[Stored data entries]
____
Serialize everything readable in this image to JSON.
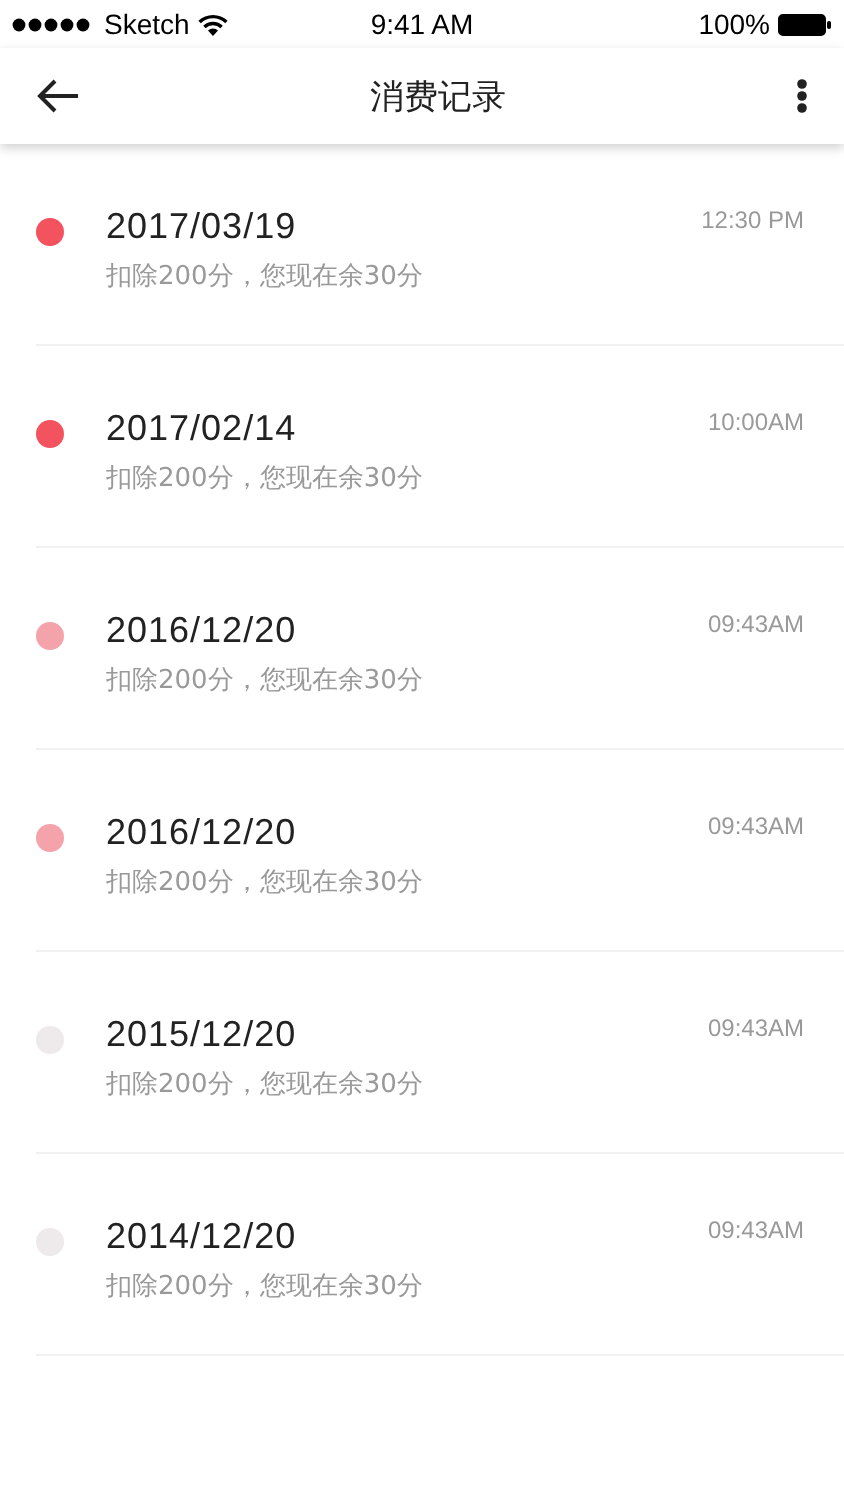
{
  "status_bar": {
    "carrier": "Sketch",
    "time": "9:41 AM",
    "battery": "100%"
  },
  "nav": {
    "title": "消费记录"
  },
  "records": [
    {
      "date": "2017/03/19",
      "detail": "扣除200分，您现在余30分",
      "time": "12:30 PM",
      "color": "#f2535e"
    },
    {
      "date": "2017/02/14",
      "detail": "扣除200分，您现在余30分",
      "time": "10:00AM",
      "color": "#f2535e"
    },
    {
      "date": "2016/12/20",
      "detail": "扣除200分，您现在余30分",
      "time": "09:43AM",
      "color": "#f4a3aa"
    },
    {
      "date": "2016/12/20",
      "detail": "扣除200分，您现在余30分",
      "time": "09:43AM",
      "color": "#f4a3aa"
    },
    {
      "date": "2015/12/20",
      "detail": "扣除200分，您现在余30分",
      "time": "09:43AM",
      "color": "#eee9ea"
    },
    {
      "date": "2014/12/20",
      "detail": "扣除200分，您现在余30分",
      "time": "09:43AM",
      "color": "#eee9ea"
    }
  ]
}
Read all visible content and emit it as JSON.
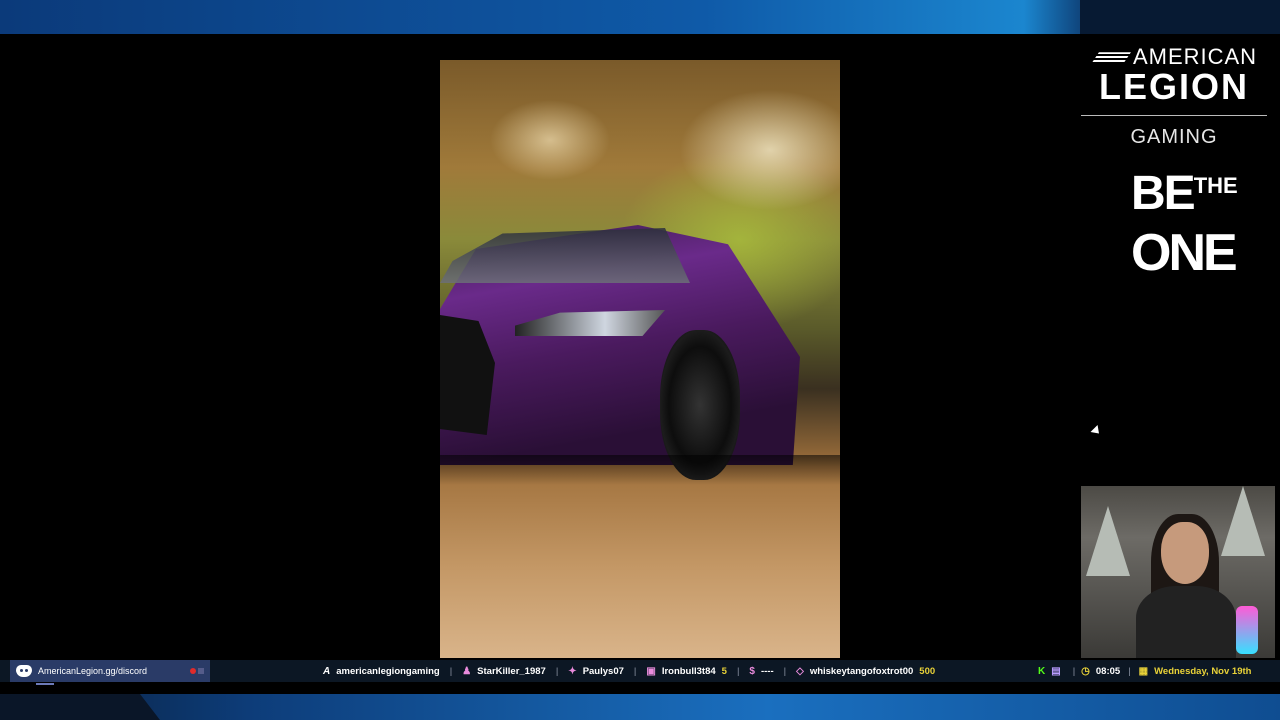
{
  "brand": {
    "line1": "AMERICAN",
    "line2": "LEGION",
    "line3": "GAMING",
    "tagline_be": "BE",
    "tagline_the": "THE",
    "tagline_one": "ONE"
  },
  "ticker": {
    "discord_link": "AmericanLegion.gg/discord",
    "channel": "americanlegiongaming",
    "latest_follower": "StarKiller_1987",
    "latest_sub": "Paulys07",
    "gift_user": "Ironbull3t84",
    "gift_count": "5",
    "donation": "----",
    "bits_user": "whiskeytangofoxtrot00",
    "bits_amount": "500",
    "time": "08:05",
    "date": "Wednesday, Nov 19th"
  },
  "colors": {
    "accent": "#e9d238",
    "discord_bg": "#2a3b67",
    "taskbar_bg": "#0c1724",
    "kick_green": "#53fc18",
    "twitch_purple": "#9146ff"
  },
  "icons": {
    "discord": "discord-icon",
    "channel": "american-legion-logo-icon",
    "follower": "person-icon",
    "sub": "star-icon",
    "gift": "gift-icon",
    "donation": "dollar-icon",
    "bits": "diamond-icon",
    "kick": "kick-icon",
    "twitch": "twitch-icon",
    "clock": "clock-icon",
    "calendar": "calendar-icon"
  }
}
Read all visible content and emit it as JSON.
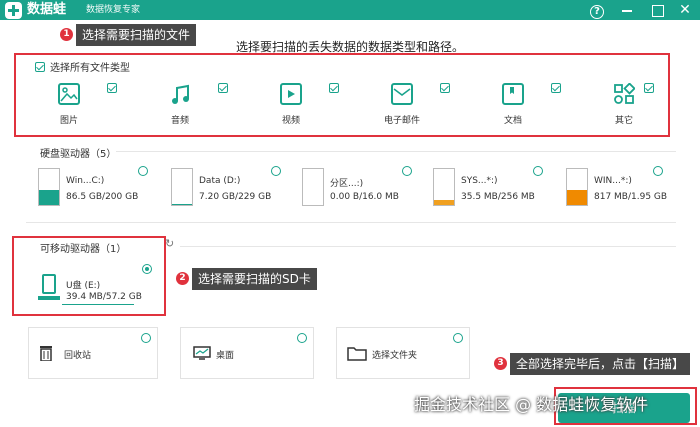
{
  "app": {
    "name": "数据蛙",
    "subtitle": "数据恢复专家"
  },
  "heading": "选择要扫描的丢失数据的数据类型和路径。",
  "file_types": {
    "select_all_label": "选择所有文件类型",
    "items": [
      {
        "label": "图片",
        "icon": "image-icon",
        "checked": true
      },
      {
        "label": "音频",
        "icon": "music-icon",
        "checked": true
      },
      {
        "label": "视频",
        "icon": "video-icon",
        "checked": true
      },
      {
        "label": "电子邮件",
        "icon": "mail-icon",
        "checked": true
      },
      {
        "label": "文档",
        "icon": "document-icon",
        "checked": true
      },
      {
        "label": "其它",
        "icon": "other-icon",
        "checked": true
      }
    ]
  },
  "hard_drives": {
    "label": "硬盘驱动器（5）",
    "items": [
      {
        "name": "Win...C:)",
        "size": "86.5 GB/200 GB",
        "used_fraction": 0.43,
        "color": "#1aa38c"
      },
      {
        "name": "Data (D:)",
        "size": "7.20 GB/229 GB",
        "used_fraction": 0.03,
        "color": "#1aa38c"
      },
      {
        "name": "分区...:)",
        "size": "0.00 B/16.0 MB",
        "used_fraction": 0.0,
        "color": "#1aa38c"
      },
      {
        "name": "SYS...*:)",
        "size": "35.5 MB/256 MB",
        "used_fraction": 0.14,
        "color": "#f0a020"
      },
      {
        "name": "WIN...*:)",
        "size": "817 MB/1.95 GB",
        "used_fraction": 0.41,
        "color": "#f08a00"
      }
    ]
  },
  "removable": {
    "label": "可移动驱动器（1）",
    "items": [
      {
        "name": "U盘 (E:)",
        "size": "39.4 MB/57.2 GB",
        "used_fraction": 0.01,
        "selected": true
      }
    ]
  },
  "locations": [
    {
      "label": "回收站",
      "icon": "recycle-bin-icon"
    },
    {
      "label": "桌面",
      "icon": "desktop-icon"
    },
    {
      "label": "选择文件夹",
      "icon": "folder-icon"
    }
  ],
  "annotations": [
    {
      "number": "1",
      "text": "选择需要扫描的文件"
    },
    {
      "number": "2",
      "text": "选择需要扫描的SD卡"
    },
    {
      "number": "3",
      "text": "全部选择完毕后，点击【扫描】"
    }
  ],
  "scan_button": "扫描",
  "watermark": "掘金技术社区 @ 数据蛙恢复软件",
  "colors": {
    "accent": "#1aa38c",
    "annotation_red": "#e0323d"
  }
}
____
WHAT IS EXPECTED => Find how many lines include the string "name" and report that number alone.

TASK RESPONSE => 7